§ **The problem**:
Would you pull out every line of the material that contains the string "ylabel"?

§ **Records from a dataset**:
○ ○ ○ ○

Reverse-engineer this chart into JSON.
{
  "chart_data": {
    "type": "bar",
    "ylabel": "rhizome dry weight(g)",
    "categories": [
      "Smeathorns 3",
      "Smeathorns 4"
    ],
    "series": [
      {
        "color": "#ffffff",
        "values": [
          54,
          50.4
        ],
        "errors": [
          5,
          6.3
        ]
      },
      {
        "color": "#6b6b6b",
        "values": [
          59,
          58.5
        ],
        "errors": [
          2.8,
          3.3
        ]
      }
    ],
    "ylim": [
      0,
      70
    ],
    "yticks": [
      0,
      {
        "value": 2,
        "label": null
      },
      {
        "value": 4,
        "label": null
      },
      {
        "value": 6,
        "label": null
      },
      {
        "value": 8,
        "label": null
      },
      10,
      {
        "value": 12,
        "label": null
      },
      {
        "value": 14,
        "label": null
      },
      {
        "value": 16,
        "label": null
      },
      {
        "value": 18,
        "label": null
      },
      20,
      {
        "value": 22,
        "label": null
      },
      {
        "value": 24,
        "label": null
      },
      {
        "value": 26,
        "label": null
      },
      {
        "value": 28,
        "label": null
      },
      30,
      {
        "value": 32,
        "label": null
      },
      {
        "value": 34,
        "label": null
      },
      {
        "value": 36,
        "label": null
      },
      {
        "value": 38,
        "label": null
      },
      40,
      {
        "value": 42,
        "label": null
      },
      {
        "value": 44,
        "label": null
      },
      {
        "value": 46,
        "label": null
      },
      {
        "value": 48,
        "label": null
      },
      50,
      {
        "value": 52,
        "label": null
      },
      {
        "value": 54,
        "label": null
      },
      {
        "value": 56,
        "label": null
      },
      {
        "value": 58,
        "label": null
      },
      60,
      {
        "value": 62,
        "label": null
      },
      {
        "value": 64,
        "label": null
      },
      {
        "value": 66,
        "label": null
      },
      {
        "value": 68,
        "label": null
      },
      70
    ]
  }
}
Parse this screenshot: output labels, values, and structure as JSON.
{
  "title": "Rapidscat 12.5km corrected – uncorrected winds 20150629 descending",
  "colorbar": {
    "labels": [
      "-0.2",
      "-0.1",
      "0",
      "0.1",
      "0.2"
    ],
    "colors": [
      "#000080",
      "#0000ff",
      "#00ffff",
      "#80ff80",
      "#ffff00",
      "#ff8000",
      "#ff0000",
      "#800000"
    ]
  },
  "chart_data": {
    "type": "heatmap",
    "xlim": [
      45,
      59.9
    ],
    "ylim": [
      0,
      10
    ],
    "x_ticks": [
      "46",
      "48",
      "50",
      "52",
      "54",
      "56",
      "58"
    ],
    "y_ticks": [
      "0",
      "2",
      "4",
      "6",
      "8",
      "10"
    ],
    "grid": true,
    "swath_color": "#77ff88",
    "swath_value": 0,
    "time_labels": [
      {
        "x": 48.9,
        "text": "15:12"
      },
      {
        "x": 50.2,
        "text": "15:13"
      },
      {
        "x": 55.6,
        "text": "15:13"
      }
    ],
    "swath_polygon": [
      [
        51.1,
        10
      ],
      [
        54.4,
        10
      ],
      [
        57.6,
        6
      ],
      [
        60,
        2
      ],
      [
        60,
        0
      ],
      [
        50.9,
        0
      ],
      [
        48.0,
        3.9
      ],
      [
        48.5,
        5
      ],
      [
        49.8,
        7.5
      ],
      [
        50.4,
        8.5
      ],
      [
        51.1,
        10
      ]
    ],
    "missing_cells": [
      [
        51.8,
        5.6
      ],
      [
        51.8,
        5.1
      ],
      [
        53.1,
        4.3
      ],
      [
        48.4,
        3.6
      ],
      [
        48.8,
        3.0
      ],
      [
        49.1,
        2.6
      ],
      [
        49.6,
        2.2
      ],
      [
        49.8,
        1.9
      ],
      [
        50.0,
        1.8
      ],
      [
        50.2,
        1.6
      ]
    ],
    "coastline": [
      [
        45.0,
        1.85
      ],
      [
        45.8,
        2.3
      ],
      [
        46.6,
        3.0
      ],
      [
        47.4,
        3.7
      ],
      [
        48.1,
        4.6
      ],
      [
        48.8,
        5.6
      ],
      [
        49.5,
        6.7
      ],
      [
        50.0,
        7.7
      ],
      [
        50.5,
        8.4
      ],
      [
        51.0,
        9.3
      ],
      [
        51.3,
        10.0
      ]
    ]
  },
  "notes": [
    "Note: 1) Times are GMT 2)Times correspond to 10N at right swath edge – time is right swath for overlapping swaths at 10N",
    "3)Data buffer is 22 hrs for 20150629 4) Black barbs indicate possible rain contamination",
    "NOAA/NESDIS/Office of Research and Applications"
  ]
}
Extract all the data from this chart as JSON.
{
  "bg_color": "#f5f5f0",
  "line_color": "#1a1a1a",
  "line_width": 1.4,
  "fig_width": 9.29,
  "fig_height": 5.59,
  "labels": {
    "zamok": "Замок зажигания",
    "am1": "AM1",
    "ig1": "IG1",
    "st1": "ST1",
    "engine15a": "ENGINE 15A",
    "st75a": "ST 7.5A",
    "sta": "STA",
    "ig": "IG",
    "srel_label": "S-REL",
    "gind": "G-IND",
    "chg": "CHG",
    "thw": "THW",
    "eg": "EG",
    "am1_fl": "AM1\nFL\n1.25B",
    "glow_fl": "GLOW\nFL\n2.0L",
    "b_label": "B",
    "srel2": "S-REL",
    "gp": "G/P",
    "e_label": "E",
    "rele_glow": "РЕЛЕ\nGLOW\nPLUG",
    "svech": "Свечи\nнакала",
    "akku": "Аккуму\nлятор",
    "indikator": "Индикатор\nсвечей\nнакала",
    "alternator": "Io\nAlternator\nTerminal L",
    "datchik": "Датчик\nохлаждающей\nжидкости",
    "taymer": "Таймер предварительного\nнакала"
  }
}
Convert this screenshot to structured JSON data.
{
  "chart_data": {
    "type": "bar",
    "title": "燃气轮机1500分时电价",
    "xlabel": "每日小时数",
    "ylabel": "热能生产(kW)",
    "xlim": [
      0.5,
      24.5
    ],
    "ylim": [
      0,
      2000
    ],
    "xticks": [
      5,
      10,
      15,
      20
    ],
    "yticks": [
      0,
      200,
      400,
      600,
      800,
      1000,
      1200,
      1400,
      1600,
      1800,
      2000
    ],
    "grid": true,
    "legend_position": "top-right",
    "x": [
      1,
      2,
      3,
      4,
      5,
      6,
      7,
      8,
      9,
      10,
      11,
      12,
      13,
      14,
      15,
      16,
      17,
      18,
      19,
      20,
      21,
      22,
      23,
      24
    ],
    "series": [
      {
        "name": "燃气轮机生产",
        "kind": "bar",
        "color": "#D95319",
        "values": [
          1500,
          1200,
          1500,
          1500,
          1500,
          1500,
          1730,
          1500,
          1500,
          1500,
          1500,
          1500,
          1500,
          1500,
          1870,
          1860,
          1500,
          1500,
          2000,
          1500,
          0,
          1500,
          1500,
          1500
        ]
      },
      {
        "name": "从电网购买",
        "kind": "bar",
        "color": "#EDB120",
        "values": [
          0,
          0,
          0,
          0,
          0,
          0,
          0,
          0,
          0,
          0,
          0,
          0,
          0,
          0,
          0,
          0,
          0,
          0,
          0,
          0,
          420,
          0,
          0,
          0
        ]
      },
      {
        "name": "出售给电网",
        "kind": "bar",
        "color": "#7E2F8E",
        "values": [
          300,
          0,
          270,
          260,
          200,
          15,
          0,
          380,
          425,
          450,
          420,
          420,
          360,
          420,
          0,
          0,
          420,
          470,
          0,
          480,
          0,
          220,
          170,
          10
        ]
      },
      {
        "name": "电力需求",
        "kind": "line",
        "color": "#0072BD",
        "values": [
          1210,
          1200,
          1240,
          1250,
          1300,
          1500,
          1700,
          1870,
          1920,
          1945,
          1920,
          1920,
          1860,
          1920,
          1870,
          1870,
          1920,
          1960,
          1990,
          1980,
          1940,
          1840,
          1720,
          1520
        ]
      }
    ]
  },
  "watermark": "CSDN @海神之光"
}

○ ○ ○ ○

§ **Task answer**:
    "ylabel": "rhizome dry weight(g)",
    "ylabel": "热能生产(kW)",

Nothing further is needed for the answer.